Set exercise: Within the records that follow, find every line containing the string "JSON". Copy those lines.

Figure collection entries:
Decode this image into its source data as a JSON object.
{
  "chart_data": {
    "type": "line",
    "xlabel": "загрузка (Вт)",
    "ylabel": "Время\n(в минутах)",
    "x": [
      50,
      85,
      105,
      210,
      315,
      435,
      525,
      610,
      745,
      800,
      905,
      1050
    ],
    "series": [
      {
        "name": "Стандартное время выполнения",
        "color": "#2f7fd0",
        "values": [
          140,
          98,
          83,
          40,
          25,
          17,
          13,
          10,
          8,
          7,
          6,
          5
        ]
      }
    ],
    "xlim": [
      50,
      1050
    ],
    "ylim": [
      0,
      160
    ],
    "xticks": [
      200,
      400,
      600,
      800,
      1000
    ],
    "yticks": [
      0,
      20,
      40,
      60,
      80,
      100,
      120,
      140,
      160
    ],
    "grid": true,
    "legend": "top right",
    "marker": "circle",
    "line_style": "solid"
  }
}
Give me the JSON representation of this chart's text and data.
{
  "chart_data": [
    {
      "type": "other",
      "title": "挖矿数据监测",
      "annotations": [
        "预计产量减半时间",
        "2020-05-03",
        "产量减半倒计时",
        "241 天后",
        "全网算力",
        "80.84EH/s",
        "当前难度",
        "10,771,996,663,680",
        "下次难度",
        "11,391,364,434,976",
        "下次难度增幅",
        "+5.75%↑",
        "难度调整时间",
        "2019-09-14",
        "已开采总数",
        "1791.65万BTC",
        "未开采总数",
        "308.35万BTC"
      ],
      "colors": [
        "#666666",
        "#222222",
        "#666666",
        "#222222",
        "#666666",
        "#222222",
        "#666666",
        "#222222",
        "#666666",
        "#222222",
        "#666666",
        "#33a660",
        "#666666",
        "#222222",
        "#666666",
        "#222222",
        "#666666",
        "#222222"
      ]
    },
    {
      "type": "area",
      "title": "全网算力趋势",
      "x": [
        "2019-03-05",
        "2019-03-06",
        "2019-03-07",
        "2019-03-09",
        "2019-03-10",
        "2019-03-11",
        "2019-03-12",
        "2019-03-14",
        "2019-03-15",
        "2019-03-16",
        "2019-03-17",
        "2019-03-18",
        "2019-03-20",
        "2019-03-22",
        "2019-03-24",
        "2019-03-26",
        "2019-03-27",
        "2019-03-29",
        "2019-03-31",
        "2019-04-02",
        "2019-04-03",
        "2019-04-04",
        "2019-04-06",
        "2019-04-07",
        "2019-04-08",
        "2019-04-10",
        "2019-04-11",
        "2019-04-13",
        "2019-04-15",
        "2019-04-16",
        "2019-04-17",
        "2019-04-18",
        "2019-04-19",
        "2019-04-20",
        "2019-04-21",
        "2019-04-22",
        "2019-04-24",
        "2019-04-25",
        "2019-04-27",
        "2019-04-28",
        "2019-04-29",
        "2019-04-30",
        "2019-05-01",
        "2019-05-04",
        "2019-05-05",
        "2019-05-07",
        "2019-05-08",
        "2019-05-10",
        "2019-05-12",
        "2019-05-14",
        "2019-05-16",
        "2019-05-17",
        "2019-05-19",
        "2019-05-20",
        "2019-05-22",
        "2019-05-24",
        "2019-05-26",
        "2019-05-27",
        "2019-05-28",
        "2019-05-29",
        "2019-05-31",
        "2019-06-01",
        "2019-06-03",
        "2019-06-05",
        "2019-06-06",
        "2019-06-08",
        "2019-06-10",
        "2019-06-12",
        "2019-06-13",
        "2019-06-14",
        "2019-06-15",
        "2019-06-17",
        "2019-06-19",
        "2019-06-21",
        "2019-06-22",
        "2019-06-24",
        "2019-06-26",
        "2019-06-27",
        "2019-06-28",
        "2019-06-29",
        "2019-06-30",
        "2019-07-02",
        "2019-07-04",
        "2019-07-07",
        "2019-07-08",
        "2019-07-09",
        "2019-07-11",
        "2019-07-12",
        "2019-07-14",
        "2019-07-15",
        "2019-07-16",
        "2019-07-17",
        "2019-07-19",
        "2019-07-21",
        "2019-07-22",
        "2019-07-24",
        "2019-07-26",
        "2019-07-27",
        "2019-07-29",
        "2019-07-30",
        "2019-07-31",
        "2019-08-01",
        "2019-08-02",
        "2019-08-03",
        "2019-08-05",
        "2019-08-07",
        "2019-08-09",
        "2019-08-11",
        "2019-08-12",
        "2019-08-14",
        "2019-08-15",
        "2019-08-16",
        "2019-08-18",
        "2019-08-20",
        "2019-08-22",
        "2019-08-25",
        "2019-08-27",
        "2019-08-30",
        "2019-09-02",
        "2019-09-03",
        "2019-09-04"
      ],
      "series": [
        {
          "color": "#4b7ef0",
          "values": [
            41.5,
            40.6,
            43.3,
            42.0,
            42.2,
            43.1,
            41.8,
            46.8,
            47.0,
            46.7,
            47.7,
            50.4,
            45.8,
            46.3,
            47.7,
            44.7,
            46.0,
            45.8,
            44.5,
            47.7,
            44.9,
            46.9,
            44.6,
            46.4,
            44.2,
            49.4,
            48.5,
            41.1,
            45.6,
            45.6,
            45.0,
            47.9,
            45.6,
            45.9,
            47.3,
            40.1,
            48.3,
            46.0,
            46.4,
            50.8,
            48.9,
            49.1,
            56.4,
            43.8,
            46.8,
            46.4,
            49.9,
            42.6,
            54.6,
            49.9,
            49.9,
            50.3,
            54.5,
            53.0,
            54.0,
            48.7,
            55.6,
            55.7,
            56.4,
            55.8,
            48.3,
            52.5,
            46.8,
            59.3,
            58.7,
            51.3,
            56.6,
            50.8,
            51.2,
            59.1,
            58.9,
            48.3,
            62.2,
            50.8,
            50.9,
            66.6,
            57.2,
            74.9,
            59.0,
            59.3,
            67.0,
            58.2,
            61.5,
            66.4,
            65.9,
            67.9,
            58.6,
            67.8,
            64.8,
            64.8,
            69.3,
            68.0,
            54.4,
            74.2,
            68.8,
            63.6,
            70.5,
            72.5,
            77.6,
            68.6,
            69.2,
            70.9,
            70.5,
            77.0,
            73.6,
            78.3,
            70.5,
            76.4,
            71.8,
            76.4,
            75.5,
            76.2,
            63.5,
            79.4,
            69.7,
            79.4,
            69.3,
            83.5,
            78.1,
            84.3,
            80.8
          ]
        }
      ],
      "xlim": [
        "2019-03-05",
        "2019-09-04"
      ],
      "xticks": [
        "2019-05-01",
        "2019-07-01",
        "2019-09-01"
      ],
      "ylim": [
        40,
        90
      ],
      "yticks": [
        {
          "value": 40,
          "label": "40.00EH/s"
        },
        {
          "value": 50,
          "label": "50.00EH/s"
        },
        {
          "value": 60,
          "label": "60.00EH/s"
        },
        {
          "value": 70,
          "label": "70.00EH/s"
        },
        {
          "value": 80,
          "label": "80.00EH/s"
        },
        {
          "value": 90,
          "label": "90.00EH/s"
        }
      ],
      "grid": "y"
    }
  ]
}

Response to this exercise:
Decode this image into its source data as a JSON object.
Give me the JSON representation of this chart's text and data.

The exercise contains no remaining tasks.